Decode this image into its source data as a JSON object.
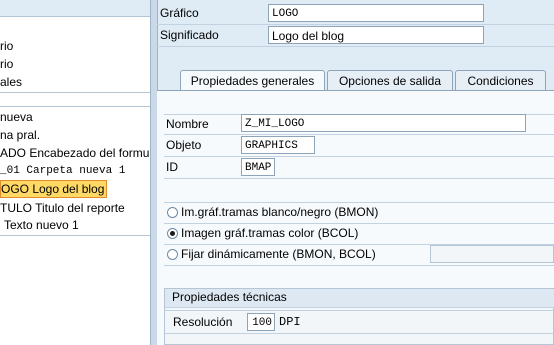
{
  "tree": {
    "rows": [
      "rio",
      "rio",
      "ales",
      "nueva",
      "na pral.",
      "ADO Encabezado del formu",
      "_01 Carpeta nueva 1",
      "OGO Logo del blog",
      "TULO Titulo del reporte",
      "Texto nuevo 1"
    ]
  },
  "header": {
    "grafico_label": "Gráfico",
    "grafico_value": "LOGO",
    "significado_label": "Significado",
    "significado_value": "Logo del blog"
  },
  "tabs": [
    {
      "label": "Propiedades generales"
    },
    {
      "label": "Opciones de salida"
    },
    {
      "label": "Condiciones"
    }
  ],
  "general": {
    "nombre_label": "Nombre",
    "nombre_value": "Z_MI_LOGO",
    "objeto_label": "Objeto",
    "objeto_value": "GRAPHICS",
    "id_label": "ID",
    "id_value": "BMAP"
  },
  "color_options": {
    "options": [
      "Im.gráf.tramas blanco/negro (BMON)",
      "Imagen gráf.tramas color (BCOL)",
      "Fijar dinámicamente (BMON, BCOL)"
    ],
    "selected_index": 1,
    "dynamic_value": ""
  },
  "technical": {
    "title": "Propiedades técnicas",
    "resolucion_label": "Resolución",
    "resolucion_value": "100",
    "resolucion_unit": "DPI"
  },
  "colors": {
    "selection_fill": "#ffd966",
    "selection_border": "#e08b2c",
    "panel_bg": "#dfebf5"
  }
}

● TASK STATEMENT
Make an exact copy of all the material, but keep the pictures out of it.

● EXERCISE OUTPUT
Decode this image into its source data as a JSON object.
{
  "tree": {
    "rows": [
      "rio",
      "rio",
      "ales",
      "nueva",
      "na pral.",
      "ADO Encabezado del formu",
      "_01 Carpeta nueva 1",
      "OGO Logo del blog",
      "TULO Titulo del reporte",
      "Texto nuevo 1"
    ]
  },
  "header": {
    "grafico_label": "Gráfico",
    "grafico_value": "LOGO",
    "significado_label": "Significado",
    "significado_value": "Logo del blog"
  },
  "tabs": [
    {
      "label": "Propiedades generales"
    },
    {
      "label": "Opciones de salida"
    },
    {
      "label": "Condiciones"
    }
  ],
  "general": {
    "nombre_label": "Nombre",
    "nombre_value": "Z_MI_LOGO",
    "objeto_label": "Objeto",
    "objeto_value": "GRAPHICS",
    "id_label": "ID",
    "id_value": "BMAP"
  },
  "color_options": {
    "options": [
      "Im.gráf.tramas blanco/negro (BMON)",
      "Imagen gráf.tramas color (BCOL)",
      "Fijar dinámicamente (BMON, BCOL)"
    ],
    "selected_index": 1,
    "dynamic_value": ""
  },
  "technical": {
    "title": "Propiedades técnicas",
    "resolucion_label": "Resolución",
    "resolucion_value": "100",
    "resolucion_unit": "DPI"
  },
  "colors": {
    "selection_fill": "#ffd966",
    "selection_border": "#e08b2c",
    "panel_bg": "#dfebf5"
  }
}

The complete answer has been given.